What you should do →
Work through the data line by line, gathering every line that has the word "Nitrates".

# start of Records for this exercise

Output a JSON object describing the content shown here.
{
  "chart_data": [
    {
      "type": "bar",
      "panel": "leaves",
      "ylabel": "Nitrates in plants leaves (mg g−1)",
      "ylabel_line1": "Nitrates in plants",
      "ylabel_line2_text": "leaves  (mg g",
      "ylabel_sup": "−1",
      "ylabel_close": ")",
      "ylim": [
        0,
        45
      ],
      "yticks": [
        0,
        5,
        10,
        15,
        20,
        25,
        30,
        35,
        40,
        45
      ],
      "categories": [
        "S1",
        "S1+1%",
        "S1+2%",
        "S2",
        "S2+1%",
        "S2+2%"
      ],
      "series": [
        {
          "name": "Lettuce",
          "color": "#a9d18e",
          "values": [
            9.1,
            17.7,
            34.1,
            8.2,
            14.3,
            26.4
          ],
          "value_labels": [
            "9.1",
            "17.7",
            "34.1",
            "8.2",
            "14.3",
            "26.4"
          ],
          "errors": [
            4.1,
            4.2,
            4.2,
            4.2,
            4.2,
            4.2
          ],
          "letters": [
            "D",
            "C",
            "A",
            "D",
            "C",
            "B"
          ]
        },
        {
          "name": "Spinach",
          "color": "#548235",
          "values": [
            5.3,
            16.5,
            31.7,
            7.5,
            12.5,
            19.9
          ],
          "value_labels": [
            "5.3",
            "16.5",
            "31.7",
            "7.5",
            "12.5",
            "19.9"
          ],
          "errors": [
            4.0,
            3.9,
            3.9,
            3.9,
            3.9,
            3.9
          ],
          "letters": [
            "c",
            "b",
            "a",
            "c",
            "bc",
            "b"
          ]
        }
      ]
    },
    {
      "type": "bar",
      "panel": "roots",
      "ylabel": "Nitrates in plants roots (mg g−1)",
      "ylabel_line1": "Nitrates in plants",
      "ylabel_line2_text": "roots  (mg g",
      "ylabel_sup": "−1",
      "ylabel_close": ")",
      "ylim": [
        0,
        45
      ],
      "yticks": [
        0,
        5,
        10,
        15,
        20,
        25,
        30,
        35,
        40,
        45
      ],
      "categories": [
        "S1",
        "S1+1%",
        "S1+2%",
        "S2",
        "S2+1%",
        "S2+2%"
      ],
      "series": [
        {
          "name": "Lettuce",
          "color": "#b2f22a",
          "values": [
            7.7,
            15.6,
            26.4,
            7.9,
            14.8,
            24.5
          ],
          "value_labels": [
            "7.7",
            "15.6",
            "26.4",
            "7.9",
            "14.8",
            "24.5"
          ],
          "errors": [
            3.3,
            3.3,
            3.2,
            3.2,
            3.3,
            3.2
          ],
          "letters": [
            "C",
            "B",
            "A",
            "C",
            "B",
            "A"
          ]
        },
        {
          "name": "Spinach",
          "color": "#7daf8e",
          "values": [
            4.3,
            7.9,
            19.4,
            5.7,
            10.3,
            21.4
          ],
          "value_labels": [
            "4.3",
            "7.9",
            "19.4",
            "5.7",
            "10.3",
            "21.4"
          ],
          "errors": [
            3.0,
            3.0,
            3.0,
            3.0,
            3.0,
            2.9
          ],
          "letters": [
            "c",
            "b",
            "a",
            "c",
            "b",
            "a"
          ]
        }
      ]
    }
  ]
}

# end of Records for this exercise

Response to the exercise →
      "ylabel": "Nitrates in plants leaves (mg g−1)",
      "ylabel_line1": "Nitrates in plants",
      "ylabel": "Nitrates in plants roots (mg g−1)",
      "ylabel_line1": "Nitrates in plants",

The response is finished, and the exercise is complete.